(Dataset excerpts)

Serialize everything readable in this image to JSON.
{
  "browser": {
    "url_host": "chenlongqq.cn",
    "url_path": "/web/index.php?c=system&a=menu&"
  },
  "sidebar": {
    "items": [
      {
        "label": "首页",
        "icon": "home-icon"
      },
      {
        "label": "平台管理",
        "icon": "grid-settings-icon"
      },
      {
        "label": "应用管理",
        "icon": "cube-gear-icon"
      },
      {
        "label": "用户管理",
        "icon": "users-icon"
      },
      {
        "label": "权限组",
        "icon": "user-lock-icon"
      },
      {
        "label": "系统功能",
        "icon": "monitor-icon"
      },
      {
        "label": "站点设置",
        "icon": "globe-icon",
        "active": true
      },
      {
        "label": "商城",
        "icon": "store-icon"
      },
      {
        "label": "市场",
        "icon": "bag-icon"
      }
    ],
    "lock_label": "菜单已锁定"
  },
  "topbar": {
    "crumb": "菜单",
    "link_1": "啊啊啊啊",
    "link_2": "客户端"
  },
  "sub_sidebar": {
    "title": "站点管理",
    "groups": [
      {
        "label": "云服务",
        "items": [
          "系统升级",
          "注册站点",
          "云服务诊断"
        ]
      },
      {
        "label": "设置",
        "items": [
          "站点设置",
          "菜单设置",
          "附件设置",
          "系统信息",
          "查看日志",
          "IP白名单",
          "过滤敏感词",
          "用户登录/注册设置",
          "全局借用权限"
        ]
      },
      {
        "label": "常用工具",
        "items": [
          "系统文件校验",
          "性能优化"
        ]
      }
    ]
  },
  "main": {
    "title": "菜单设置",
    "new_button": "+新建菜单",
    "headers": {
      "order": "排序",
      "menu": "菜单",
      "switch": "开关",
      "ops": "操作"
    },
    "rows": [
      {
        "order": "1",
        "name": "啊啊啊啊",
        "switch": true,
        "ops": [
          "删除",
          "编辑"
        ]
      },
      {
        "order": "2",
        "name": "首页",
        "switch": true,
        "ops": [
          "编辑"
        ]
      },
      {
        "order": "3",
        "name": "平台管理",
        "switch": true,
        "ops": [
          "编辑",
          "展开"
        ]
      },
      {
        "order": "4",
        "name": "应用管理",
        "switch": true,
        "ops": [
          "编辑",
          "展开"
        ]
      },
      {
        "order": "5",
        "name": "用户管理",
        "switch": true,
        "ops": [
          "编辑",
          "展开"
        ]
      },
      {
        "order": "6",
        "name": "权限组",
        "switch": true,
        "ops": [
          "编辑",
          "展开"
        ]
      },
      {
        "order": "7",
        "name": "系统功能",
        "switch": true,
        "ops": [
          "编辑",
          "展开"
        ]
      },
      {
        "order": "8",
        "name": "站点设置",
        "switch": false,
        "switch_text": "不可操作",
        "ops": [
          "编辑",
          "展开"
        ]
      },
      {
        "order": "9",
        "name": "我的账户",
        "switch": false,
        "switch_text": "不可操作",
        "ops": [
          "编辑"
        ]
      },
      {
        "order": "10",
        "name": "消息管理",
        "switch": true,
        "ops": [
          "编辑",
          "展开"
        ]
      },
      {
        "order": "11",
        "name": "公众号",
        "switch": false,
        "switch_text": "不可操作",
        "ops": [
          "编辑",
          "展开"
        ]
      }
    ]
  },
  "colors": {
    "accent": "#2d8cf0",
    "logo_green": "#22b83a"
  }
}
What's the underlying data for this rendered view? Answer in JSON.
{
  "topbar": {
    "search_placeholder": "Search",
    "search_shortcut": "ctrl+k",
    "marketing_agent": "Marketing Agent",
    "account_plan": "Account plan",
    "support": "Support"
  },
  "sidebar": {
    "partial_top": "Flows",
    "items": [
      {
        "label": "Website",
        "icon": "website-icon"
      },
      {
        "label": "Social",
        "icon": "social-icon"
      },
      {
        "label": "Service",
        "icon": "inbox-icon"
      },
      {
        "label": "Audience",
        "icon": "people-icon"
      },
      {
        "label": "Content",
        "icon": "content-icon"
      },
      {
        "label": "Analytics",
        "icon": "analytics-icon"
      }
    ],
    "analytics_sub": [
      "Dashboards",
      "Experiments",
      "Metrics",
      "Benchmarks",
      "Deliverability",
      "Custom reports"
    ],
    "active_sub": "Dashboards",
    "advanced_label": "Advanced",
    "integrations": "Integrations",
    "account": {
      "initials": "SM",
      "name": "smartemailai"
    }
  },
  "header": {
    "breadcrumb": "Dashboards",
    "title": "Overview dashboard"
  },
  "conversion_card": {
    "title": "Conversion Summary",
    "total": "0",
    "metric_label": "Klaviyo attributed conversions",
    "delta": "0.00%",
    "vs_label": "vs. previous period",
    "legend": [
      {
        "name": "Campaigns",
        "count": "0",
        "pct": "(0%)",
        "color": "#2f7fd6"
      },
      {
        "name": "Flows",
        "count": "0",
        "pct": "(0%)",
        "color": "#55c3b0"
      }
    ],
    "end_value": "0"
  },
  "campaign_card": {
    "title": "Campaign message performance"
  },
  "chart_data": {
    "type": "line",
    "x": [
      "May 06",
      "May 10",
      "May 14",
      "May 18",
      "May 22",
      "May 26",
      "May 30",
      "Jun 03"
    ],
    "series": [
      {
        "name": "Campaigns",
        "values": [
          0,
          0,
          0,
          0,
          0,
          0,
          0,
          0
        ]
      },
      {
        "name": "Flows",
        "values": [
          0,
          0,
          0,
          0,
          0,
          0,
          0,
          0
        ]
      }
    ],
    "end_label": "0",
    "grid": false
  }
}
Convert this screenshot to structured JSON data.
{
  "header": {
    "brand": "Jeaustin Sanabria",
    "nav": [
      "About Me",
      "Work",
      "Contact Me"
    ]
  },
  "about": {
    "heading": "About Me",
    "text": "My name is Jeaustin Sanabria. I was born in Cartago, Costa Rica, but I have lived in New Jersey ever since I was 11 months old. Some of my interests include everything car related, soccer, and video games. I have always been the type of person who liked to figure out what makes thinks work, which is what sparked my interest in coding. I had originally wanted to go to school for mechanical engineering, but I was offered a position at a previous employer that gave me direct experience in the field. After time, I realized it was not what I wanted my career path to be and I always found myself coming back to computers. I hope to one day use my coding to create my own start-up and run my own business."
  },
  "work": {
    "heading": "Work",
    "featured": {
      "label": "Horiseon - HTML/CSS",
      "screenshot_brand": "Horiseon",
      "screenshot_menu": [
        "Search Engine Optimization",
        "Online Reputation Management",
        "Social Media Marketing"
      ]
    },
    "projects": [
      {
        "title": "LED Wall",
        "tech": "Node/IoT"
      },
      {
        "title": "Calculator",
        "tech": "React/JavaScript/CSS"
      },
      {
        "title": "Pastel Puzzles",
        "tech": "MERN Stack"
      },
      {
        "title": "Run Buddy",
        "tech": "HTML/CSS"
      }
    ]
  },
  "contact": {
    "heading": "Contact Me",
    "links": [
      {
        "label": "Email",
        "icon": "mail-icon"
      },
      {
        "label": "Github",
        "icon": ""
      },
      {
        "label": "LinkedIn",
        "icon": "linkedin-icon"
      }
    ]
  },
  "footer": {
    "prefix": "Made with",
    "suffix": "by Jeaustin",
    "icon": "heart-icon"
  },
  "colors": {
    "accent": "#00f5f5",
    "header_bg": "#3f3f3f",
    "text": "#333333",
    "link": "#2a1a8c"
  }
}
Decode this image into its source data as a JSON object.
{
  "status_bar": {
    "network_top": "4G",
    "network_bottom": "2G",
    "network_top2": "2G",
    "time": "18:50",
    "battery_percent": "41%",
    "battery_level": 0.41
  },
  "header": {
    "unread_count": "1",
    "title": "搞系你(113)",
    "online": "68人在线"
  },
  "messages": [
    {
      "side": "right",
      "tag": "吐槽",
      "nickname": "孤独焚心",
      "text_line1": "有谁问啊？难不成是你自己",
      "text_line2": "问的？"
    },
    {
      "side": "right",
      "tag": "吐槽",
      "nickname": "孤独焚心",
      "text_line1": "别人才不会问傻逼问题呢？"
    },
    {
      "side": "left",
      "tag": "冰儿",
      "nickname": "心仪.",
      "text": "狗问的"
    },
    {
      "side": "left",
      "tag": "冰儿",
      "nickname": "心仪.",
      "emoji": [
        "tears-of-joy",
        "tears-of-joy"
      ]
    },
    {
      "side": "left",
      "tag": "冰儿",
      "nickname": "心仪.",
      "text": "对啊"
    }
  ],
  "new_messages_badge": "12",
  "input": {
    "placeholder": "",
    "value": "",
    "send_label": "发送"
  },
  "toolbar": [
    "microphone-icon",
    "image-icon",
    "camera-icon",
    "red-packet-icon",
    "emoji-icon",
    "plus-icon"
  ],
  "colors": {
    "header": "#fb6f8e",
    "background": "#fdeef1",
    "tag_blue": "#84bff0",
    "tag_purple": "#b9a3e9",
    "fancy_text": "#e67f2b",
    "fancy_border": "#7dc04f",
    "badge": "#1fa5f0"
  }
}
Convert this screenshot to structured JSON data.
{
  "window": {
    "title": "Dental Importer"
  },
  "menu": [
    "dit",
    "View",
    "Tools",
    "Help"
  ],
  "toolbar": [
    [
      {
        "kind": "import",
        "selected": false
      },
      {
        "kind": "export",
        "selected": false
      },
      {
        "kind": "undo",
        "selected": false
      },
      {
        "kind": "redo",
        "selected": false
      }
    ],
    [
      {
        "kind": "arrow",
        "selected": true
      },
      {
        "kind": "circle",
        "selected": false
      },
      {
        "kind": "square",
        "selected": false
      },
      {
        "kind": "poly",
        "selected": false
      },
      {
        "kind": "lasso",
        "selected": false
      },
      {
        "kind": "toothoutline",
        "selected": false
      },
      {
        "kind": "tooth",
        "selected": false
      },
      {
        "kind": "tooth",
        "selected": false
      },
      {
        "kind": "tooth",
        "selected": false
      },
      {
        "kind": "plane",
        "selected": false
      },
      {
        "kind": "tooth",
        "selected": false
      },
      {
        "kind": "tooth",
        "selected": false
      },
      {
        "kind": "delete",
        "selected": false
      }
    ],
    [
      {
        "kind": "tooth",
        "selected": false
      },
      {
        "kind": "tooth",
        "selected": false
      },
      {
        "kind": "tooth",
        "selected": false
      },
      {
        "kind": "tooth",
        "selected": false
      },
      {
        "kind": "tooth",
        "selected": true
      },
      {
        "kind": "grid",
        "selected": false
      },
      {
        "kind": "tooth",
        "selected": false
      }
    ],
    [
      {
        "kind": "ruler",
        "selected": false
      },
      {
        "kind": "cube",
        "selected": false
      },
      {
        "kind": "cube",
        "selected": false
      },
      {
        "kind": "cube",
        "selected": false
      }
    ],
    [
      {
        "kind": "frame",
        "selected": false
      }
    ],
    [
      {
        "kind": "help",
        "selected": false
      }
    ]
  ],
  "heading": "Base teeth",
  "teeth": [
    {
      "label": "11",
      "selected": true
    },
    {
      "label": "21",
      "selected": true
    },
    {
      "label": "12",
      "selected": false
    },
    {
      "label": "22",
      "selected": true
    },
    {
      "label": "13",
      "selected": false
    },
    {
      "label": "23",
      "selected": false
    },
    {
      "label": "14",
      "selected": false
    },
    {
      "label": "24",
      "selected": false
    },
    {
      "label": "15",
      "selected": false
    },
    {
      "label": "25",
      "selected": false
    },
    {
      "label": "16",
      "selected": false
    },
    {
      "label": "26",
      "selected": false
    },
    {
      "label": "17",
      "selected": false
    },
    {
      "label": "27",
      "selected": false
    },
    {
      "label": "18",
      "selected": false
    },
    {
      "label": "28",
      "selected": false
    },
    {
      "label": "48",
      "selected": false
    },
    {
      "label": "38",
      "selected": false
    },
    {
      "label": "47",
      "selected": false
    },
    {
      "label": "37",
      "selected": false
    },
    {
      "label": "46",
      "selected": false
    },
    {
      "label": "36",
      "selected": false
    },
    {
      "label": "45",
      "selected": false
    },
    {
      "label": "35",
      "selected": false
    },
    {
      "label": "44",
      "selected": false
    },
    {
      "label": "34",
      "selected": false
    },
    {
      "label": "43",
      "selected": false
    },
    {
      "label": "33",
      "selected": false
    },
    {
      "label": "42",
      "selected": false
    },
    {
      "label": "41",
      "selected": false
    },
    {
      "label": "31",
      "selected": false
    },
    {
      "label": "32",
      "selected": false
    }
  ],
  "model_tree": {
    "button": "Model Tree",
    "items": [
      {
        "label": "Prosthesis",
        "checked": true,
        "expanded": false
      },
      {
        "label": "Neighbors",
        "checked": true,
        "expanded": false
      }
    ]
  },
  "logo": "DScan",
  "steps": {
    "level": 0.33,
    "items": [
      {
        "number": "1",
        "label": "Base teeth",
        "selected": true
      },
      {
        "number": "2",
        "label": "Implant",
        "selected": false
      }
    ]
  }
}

* Problem description: Extract from the material all lines containing the string "previous".

* Exercise solution:
    "vs_label": "vs. previous period",
    "text": "My name is Jeaustin Sanabria. I was born in Cartago, Costa Rica, but I have lived in New Jersey ever since I was 11 months old. Some of my interests include everything car related, soccer, and video games. I have always been the type of person who liked to figure out what makes thinks work, which is what sparked my interest in coding. I had originally wanted to go to school for mechanical engineering, but I was offered a position at a previous employer that gave me direct experience in the field. After time, I realized it was not what I wanted my career path to be and I always found myself coming back to computers. I hope to one day use my coding to create my own start-up and run my own business."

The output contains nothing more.